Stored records
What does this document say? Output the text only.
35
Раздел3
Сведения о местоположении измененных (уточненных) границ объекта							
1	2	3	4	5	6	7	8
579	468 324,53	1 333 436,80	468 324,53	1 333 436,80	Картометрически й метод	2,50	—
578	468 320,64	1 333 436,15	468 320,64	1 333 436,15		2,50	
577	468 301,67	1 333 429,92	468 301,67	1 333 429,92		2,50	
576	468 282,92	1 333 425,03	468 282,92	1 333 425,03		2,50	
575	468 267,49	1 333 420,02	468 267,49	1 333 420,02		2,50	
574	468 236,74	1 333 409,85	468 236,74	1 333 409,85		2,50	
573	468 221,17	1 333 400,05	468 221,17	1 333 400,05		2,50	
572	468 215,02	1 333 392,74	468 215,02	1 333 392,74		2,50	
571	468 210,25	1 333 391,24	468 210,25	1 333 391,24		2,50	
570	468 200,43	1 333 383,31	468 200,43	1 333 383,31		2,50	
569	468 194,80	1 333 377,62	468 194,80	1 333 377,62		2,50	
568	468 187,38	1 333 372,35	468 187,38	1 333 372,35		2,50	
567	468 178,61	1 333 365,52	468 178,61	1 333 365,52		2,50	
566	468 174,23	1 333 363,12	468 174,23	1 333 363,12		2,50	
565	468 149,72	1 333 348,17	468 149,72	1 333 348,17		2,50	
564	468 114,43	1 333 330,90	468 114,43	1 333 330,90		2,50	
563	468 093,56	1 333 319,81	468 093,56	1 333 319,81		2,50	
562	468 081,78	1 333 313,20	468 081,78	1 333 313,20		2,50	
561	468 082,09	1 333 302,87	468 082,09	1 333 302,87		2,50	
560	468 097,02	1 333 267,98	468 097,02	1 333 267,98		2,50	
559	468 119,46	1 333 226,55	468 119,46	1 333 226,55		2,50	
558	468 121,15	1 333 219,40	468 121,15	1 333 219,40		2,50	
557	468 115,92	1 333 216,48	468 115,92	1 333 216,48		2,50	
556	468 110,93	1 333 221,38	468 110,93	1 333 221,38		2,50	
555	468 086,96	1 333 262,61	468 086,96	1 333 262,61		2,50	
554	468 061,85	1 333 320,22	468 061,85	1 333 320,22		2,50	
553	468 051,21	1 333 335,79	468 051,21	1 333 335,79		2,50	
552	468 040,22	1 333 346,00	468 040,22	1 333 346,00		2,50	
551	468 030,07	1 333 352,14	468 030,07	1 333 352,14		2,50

THE TASK: Repeat the listing above without any change.

OUTPUT FOR THIS EXERCISE:
What does this document say? Output the text only.
35
Раздел3
Сведения о местоположении измененных (уточненных) границ объекта							
1	2	3	4	5	6	7	8
579	468 324,53	1 333 436,80	468 324,53	1 333 436,80	Картометрически й метод	2,50	—
578	468 320,64	1 333 436,15	468 320,64	1 333 436,15		2,50	
577	468 301,67	1 333 429,92	468 301,67	1 333 429,92		2,50	
576	468 282,92	1 333 425,03	468 282,92	1 333 425,03		2,50	
575	468 267,49	1 333 420,02	468 267,49	1 333 420,02		2,50	
574	468 236,74	1 333 409,85	468 236,74	1 333 409,85		2,50	
573	468 221,17	1 333 400,05	468 221,17	1 333 400,05		2,50	
572	468 215,02	1 333 392,74	468 215,02	1 333 392,74		2,50	
571	468 210,25	1 333 391,24	468 210,25	1 333 391,24		2,50	
570	468 200,43	1 333 383,31	468 200,43	1 333 383,31		2,50	
569	468 194,80	1 333 377,62	468 194,80	1 333 377,62		2,50	
568	468 187,38	1 333 372,35	468 187,38	1 333 372,35		2,50	
567	468 178,61	1 333 365,52	468 178,61	1 333 365,52		2,50	
566	468 174,23	1 333 363,12	468 174,23	1 333 363,12		2,50	
565	468 149,72	1 333 348,17	468 149,72	1 333 348,17		2,50	
564	468 114,43	1 333 330,90	468 114,43	1 333 330,90		2,50	
563	468 093,56	1 333 319,81	468 093,56	1 333 319,81		2,50	
562	468 081,78	1 333 313,20	468 081,78	1 333 313,20		2,50	
561	468 082,09	1 333 302,87	468 082,09	1 333 302,87		2,50	
560	468 097,02	1 333 267,98	468 097,02	1 333 267,98		2,50	
559	468 119,46	1 333 226,55	468 119,46	1 333 226,55		2,50	
558	468 121,15	1 333 219,40	468 121,15	1 333 219,40		2,50	
557	468 115,92	1 333 216,48	468 115,92	1 333 216,48		2,50	
556	468 110,93	1 333 221,38	468 110,93	1 333 221,38		2,50	
555	468 086,96	1 333 262,61	468 086,96	1 333 262,61		2,50	
554	468 061,85	1 333 320,22	468 061,85	1 333 320,22		2,50	
553	468 051,21	1 333 335,79	468 051,21	1 333 335,79		2,50	
552	468 040,22	1 333 346,00	468 040,22	1 333 346,00		2,50	
551	468 030,07	1 333 352,14	468 030,07	1 333 352,14		2,50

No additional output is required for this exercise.